--- BEGIN Source records ---
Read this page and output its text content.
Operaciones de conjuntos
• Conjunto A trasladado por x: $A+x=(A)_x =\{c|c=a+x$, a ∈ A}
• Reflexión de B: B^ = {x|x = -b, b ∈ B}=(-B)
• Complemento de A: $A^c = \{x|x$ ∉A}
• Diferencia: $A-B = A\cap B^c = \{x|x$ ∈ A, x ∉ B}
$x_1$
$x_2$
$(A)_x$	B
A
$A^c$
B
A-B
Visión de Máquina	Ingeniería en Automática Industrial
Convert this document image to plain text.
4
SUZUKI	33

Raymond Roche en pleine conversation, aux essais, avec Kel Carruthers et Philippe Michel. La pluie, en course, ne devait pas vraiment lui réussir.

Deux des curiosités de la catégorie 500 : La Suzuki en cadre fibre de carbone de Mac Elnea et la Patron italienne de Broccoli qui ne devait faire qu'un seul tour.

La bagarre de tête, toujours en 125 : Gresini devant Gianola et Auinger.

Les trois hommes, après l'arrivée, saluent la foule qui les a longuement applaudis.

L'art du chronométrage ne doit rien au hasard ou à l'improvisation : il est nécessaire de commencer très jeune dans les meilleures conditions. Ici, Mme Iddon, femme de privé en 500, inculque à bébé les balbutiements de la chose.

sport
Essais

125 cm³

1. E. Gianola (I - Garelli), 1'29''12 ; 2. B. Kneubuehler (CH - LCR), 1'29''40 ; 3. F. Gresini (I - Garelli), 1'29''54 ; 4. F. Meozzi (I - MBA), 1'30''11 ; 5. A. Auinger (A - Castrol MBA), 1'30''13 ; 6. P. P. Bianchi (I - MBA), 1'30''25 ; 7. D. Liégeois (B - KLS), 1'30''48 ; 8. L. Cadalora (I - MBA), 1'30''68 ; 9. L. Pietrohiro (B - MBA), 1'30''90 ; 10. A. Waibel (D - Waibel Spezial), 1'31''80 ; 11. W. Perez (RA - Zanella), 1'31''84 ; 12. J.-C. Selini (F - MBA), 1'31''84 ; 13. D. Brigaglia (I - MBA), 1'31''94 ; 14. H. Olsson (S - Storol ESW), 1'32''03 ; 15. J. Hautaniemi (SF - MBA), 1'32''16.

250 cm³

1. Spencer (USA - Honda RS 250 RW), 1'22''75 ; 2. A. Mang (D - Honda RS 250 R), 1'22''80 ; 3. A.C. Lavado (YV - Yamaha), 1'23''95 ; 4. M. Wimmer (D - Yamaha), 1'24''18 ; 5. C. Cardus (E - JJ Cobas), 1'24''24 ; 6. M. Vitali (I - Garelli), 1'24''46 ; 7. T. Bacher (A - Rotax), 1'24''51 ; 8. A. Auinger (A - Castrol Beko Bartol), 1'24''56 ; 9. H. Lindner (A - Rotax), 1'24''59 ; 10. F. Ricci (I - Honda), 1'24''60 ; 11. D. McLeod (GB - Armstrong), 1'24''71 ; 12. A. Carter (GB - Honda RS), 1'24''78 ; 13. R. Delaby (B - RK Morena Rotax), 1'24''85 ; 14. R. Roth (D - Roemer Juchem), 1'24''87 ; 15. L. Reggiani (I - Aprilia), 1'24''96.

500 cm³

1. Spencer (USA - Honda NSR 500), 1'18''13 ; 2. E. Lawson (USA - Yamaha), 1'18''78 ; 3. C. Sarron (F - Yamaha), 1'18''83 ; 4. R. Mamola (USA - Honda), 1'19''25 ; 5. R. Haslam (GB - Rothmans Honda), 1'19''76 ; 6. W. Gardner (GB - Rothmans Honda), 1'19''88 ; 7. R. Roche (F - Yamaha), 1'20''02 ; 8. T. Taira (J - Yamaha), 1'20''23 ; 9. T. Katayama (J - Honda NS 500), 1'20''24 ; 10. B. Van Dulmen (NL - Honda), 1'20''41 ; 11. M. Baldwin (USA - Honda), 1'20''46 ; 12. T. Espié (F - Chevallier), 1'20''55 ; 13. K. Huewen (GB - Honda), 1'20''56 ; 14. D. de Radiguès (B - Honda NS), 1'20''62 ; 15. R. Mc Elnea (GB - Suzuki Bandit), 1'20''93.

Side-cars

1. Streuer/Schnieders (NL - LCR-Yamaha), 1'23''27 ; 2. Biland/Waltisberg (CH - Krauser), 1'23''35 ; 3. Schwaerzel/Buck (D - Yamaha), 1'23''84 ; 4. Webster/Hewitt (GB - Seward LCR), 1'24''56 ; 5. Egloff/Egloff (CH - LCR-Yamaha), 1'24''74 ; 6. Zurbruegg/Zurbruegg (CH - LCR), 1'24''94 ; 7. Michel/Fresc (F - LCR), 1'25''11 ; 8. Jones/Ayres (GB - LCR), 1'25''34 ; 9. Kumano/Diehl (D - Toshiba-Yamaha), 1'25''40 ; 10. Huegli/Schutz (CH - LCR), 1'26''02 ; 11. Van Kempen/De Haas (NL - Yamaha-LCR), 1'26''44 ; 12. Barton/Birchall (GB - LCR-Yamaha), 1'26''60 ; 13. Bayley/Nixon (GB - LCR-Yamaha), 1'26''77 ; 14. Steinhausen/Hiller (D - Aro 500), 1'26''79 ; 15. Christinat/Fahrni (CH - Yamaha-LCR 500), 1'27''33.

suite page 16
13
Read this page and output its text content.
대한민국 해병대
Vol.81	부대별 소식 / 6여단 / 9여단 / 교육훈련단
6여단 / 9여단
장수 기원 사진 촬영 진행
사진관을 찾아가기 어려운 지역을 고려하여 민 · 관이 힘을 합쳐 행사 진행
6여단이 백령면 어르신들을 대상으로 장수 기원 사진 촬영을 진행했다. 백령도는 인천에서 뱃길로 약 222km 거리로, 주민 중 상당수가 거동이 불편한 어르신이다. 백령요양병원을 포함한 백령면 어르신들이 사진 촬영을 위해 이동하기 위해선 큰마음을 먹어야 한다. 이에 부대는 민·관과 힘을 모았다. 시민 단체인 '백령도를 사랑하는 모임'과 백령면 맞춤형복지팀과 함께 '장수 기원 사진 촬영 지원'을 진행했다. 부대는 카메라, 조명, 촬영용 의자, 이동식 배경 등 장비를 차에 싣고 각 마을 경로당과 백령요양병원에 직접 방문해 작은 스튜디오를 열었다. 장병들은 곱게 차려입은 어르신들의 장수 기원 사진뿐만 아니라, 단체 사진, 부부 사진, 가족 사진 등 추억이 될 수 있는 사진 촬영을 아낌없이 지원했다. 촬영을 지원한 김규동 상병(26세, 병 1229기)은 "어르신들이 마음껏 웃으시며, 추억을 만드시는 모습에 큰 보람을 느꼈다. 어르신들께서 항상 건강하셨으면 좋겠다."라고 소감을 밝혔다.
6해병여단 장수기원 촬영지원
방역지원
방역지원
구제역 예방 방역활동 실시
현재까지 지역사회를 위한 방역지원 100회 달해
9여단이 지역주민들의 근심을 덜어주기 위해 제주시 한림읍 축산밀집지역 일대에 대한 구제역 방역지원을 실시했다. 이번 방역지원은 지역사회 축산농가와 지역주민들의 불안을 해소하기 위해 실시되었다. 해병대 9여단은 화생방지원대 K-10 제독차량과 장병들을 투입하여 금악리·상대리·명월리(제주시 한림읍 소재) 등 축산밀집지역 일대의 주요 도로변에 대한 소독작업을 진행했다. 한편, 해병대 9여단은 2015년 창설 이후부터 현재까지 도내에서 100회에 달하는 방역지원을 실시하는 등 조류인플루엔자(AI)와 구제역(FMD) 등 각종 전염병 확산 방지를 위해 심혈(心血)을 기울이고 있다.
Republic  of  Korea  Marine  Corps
--- END Source records ---
» **Exercise details**:
Word for word, extract all the records.

» **Exercise solution**:
Read this page and output its text content.
Operaciones de conjuntos
• Conjunto A trasladado por x: $A+x=(A)_x =\{c|c=a+x$, a ∈ A}
• Reflexión de B: B^ = {x|x = -b, b ∈ B}=(-B)
• Complemento de A: $A^c = \{x|x$ ∉A}
• Diferencia: $A-B = A\cap B^c = \{x|x$ ∈ A, x ∉ B}
$x_1$
$x_2$
$(A)_x$	B
A
$A^c$
B
A-B
Visión de Máquina	Ingeniería en Automática Industrial
Convert this document image to plain text.
4
SUZUKI	33

Raymond Roche en pleine conversation, aux essais, avec Kel Carruthers et Philippe Michel. La pluie, en course, ne devait pas vraiment lui réussir.

Deux des curiosités de la catégorie 500 : La Suzuki en cadre fibre de carbone de Mac Elnea et la Patron italienne de Broccoli qui ne devait faire qu'un seul tour.

La bagarre de tête, toujours en 125 : Gresini devant Gianola et Auinger.

Les trois hommes, après l'arrivée, saluent la foule qui les a longuement applaudis.

L'art du chronométrage ne doit rien au hasard ou à l'improvisation : il est nécessaire de commencer très jeune dans les meilleures conditions. Ici, Mme Iddon, femme de privé en 500, inculque à bébé les balbutiements de la chose.

sport
Essais

125 cm³

1. E. Gianola (I - Garelli), 1'29''12 ; 2. B. Kneubuehler (CH - LCR), 1'29''40 ; 3. F. Gresini (I - Garelli), 1'29''54 ; 4. F. Meozzi (I - MBA), 1'30''11 ; 5. A. Auinger (A - Castrol MBA), 1'30''13 ; 6. P. P. Bianchi (I - MBA), 1'30''25 ; 7. D. Liégeois (B - KLS), 1'30''48 ; 8. L. Cadalora (I - MBA), 1'30''68 ; 9. L. Pietrohiro (B - MBA), 1'30''90 ; 10. A. Waibel (D - Waibel Spezial), 1'31''80 ; 11. W. Perez (RA - Zanella), 1'31''84 ; 12. J.-C. Selini (F - MBA), 1'31''84 ; 13. D. Brigaglia (I - MBA), 1'31''94 ; 14. H. Olsson (S - Storol ESW), 1'32''03 ; 15. J. Hautaniemi (SF - MBA), 1'32''16.

250 cm³

1. Spencer (USA - Honda RS 250 RW), 1'22''75 ; 2. A. Mang (D - Honda RS 250 R), 1'22''80 ; 3. A.C. Lavado (YV - Yamaha), 1'23''95 ; 4. M. Wimmer (D - Yamaha), 1'24''18 ; 5. C. Cardus (E - JJ Cobas), 1'24''24 ; 6. M. Vitali (I - Garelli), 1'24''46 ; 7. T. Bacher (A - Rotax), 1'24''51 ; 8. A. Auinger (A - Castrol Beko Bartol), 1'24''56 ; 9. H. Lindner (A - Rotax), 1'24''59 ; 10. F. Ricci (I - Honda), 1'24''60 ; 11. D. McLeod (GB - Armstrong), 1'24''71 ; 12. A. Carter (GB - Honda RS), 1'24''78 ; 13. R. Delaby (B - RK Morena Rotax), 1'24''85 ; 14. R. Roth (D - Roemer Juchem), 1'24''87 ; 15. L. Reggiani (I - Aprilia), 1'24''96.

500 cm³

1. Spencer (USA - Honda NSR 500), 1'18''13 ; 2. E. Lawson (USA - Yamaha), 1'18''78 ; 3. C. Sarron (F - Yamaha), 1'18''83 ; 4. R. Mamola (USA - Honda), 1'19''25 ; 5. R. Haslam (GB - Rothmans Honda), 1'19''76 ; 6. W. Gardner (GB - Rothmans Honda), 1'19''88 ; 7. R. Roche (F - Yamaha), 1'20''02 ; 8. T. Taira (J - Yamaha), 1'20''23 ; 9. T. Katayama (J - Honda NS 500), 1'20''24 ; 10. B. Van Dulmen (NL - Honda), 1'20''41 ; 11. M. Baldwin (USA - Honda), 1'20''46 ; 12. T. Espié (F - Chevallier), 1'20''55 ; 13. K. Huewen (GB - Honda), 1'20''56 ; 14. D. de Radiguès (B - Honda NS), 1'20''62 ; 15. R. Mc Elnea (GB - Suzuki Bandit), 1'20''93.

Side-cars

1. Streuer/Schnieders (NL - LCR-Yamaha), 1'23''27 ; 2. Biland/Waltisberg (CH - Krauser), 1'23''35 ; 3. Schwaerzel/Buck (D - Yamaha), 1'23''84 ; 4. Webster/Hewitt (GB - Seward LCR), 1'24''56 ; 5. Egloff/Egloff (CH - LCR-Yamaha), 1'24''74 ; 6. Zurbruegg/Zurbruegg (CH - LCR), 1'24''94 ; 7. Michel/Fresc (F - LCR), 1'25''11 ; 8. Jones/Ayres (GB - LCR), 1'25''34 ; 9. Kumano/Diehl (D - Toshiba-Yamaha), 1'25''40 ; 10. Huegli/Schutz (CH - LCR), 1'26''02 ; 11. Van Kempen/De Haas (NL - Yamaha-LCR), 1'26''44 ; 12. Barton/Birchall (GB - LCR-Yamaha), 1'26''60 ; 13. Bayley/Nixon (GB - LCR-Yamaha), 1'26''77 ; 14. Steinhausen/Hiller (D - Aro 500), 1'26''79 ; 15. Christinat/Fahrni (CH - Yamaha-LCR 500), 1'27''33.

suite page 16
13
Read this page and output its text content.
대한민국 해병대
Vol.81	부대별 소식 / 6여단 / 9여단 / 교육훈련단
6여단 / 9여단
장수 기원 사진 촬영 진행
사진관을 찾아가기 어려운 지역을 고려하여 민 · 관이 힘을 합쳐 행사 진행
6여단이 백령면 어르신들을 대상으로 장수 기원 사진 촬영을 진행했다. 백령도는 인천에서 뱃길로 약 222km 거리로, 주민 중 상당수가 거동이 불편한 어르신이다. 백령요양병원을 포함한 백령면 어르신들이 사진 촬영을 위해 이동하기 위해선 큰마음을 먹어야 한다. 이에 부대는 민·관과 힘을 모았다. 시민 단체인 '백령도를 사랑하는 모임'과 백령면 맞춤형복지팀과 함께 '장수 기원 사진 촬영 지원'을 진행했다. 부대는 카메라, 조명, 촬영용 의자, 이동식 배경 등 장비를 차에 싣고 각 마을 경로당과 백령요양병원에 직접 방문해 작은 스튜디오를 열었다. 장병들은 곱게 차려입은 어르신들의 장수 기원 사진뿐만 아니라, 단체 사진, 부부 사진, 가족 사진 등 추억이 될 수 있는 사진 촬영을 아낌없이 지원했다. 촬영을 지원한 김규동 상병(26세, 병 1229기)은 "어르신들이 마음껏 웃으시며, 추억을 만드시는 모습에 큰 보람을 느꼈다. 어르신들께서 항상 건강하셨으면 좋겠다."라고 소감을 밝혔다.
6해병여단 장수기원 촬영지원
방역지원
방역지원
구제역 예방 방역활동 실시
현재까지 지역사회를 위한 방역지원 100회 달해
9여단이 지역주민들의 근심을 덜어주기 위해 제주시 한림읍 축산밀집지역 일대에 대한 구제역 방역지원을 실시했다. 이번 방역지원은 지역사회 축산농가와 지역주민들의 불안을 해소하기 위해 실시되었다. 해병대 9여단은 화생방지원대 K-10 제독차량과 장병들을 투입하여 금악리·상대리·명월리(제주시 한림읍 소재) 등 축산밀집지역 일대의 주요 도로변에 대한 소독작업을 진행했다. 한편, 해병대 9여단은 2015년 창설 이후부터 현재까지 도내에서 100회에 달하는 방역지원을 실시하는 등 조류인플루엔자(AI)와 구제역(FMD) 등 각종 전염병 확산 방지를 위해 심혈(心血)을 기울이고 있다.
Republic  of  Korea  Marine  Corps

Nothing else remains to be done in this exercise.